### Request
Check each line of the listing, and copy it if it contains the word "source".

### The records
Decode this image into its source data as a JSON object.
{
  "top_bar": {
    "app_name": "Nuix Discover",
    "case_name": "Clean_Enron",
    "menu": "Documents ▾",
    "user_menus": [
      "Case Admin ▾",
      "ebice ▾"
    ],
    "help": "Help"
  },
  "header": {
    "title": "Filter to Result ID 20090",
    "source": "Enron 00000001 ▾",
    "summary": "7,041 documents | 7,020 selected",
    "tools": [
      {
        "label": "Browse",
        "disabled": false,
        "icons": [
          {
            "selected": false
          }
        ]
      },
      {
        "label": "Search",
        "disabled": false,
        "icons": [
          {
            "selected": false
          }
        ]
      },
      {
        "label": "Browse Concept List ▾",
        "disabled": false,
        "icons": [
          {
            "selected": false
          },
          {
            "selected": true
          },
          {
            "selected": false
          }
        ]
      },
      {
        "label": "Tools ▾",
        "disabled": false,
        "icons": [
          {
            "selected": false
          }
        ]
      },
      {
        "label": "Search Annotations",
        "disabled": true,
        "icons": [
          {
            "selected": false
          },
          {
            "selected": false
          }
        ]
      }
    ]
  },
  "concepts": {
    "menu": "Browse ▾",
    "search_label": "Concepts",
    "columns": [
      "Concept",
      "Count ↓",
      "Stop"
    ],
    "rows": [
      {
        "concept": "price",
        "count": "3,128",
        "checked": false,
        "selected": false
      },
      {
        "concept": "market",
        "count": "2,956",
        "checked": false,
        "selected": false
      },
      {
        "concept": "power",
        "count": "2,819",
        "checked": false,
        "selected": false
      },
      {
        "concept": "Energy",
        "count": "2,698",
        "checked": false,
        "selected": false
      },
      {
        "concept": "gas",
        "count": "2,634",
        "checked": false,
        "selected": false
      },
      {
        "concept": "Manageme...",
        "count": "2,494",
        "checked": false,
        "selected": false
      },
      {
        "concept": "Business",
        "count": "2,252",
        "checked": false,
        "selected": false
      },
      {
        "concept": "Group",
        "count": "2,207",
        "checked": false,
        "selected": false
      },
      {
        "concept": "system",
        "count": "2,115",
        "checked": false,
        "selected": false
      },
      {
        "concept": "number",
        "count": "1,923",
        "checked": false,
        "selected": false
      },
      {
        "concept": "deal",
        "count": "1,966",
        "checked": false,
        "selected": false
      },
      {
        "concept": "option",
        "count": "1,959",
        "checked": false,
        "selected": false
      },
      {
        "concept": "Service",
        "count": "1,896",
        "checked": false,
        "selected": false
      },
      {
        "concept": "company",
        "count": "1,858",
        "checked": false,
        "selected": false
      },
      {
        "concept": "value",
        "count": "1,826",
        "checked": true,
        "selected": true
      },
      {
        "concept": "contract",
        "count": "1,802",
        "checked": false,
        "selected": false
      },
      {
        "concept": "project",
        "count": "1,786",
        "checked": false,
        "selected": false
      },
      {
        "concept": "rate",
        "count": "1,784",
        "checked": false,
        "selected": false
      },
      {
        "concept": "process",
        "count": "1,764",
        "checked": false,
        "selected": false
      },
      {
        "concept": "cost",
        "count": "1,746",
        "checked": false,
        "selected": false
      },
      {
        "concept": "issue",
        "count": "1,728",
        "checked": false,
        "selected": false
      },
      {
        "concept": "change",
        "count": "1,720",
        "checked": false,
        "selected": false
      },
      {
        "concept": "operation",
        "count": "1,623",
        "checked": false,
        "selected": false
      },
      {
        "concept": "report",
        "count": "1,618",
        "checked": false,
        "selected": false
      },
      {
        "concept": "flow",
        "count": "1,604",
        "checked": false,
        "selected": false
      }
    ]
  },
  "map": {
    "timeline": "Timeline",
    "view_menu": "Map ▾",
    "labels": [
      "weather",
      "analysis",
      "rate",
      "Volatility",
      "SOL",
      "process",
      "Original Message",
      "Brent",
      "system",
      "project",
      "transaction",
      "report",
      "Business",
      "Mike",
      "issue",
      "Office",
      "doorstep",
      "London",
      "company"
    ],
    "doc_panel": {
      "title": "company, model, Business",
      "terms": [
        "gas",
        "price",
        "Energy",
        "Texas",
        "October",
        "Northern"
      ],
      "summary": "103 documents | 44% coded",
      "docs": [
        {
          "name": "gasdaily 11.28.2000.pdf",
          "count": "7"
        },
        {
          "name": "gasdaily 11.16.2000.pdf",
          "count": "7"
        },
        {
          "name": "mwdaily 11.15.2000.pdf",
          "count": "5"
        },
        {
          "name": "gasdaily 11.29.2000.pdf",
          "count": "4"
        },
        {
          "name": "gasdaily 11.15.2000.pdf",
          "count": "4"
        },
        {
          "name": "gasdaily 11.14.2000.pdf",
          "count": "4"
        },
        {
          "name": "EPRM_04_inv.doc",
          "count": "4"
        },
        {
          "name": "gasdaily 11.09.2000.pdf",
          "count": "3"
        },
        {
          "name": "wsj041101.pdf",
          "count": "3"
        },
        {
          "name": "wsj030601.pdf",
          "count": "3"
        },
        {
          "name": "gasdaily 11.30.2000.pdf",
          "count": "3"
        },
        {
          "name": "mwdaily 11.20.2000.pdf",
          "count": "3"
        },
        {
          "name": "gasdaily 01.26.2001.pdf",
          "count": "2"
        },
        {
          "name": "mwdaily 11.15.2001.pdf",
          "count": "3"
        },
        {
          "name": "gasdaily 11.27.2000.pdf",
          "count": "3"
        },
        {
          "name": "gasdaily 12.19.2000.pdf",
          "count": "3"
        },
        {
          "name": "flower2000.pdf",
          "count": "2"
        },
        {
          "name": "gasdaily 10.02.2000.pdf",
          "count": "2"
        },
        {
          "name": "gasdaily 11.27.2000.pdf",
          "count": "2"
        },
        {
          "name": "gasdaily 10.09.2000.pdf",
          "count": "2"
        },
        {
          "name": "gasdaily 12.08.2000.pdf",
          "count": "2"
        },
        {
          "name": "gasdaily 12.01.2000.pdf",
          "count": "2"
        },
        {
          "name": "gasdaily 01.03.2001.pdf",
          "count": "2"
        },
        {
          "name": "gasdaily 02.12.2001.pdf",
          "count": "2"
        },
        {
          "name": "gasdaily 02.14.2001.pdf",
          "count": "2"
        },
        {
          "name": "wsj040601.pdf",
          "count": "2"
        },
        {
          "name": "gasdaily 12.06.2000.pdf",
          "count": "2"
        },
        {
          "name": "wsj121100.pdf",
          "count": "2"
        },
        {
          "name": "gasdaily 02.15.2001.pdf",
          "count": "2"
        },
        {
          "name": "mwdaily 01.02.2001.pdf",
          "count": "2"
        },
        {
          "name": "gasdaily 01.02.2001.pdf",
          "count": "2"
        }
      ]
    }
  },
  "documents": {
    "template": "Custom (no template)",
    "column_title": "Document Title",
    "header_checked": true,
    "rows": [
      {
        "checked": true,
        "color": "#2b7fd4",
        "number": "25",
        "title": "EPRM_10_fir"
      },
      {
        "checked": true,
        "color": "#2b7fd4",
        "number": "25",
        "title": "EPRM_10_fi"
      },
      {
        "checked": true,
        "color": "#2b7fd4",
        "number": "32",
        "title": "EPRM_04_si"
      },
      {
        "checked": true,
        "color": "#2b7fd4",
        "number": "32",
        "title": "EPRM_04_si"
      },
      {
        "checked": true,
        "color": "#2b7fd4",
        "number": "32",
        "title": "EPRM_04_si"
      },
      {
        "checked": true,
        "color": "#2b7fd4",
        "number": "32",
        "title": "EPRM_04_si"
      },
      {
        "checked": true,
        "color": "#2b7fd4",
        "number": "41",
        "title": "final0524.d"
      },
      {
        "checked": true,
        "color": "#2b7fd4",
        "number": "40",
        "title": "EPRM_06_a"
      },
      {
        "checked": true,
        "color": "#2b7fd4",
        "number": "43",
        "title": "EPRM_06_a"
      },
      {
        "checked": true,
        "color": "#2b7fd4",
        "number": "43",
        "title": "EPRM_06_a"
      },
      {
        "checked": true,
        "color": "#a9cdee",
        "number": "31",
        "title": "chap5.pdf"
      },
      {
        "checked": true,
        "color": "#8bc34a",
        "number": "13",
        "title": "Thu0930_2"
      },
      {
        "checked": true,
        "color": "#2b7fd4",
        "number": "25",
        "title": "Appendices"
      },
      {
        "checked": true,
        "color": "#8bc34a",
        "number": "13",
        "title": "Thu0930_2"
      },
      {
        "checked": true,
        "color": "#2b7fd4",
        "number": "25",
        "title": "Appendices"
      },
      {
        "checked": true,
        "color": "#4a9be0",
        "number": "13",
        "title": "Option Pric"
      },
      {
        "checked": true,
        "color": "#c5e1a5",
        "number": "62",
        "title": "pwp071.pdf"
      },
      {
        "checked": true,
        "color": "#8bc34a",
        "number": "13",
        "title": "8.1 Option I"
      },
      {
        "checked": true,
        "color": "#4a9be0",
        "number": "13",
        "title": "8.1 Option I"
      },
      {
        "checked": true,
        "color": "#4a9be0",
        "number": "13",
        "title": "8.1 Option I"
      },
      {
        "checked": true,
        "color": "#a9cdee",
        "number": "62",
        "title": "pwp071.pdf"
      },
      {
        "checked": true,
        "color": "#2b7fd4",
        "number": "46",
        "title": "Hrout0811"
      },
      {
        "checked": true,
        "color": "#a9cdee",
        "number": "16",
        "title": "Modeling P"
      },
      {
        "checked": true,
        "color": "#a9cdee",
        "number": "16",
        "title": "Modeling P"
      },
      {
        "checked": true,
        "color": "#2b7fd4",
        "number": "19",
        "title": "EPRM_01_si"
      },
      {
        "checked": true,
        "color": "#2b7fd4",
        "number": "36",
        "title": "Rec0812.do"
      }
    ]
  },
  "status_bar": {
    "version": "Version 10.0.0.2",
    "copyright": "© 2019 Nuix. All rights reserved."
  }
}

### Solution to the problem
Decode this image into its source data as a JSON object.
    "source": "Enron 00000001 ▾",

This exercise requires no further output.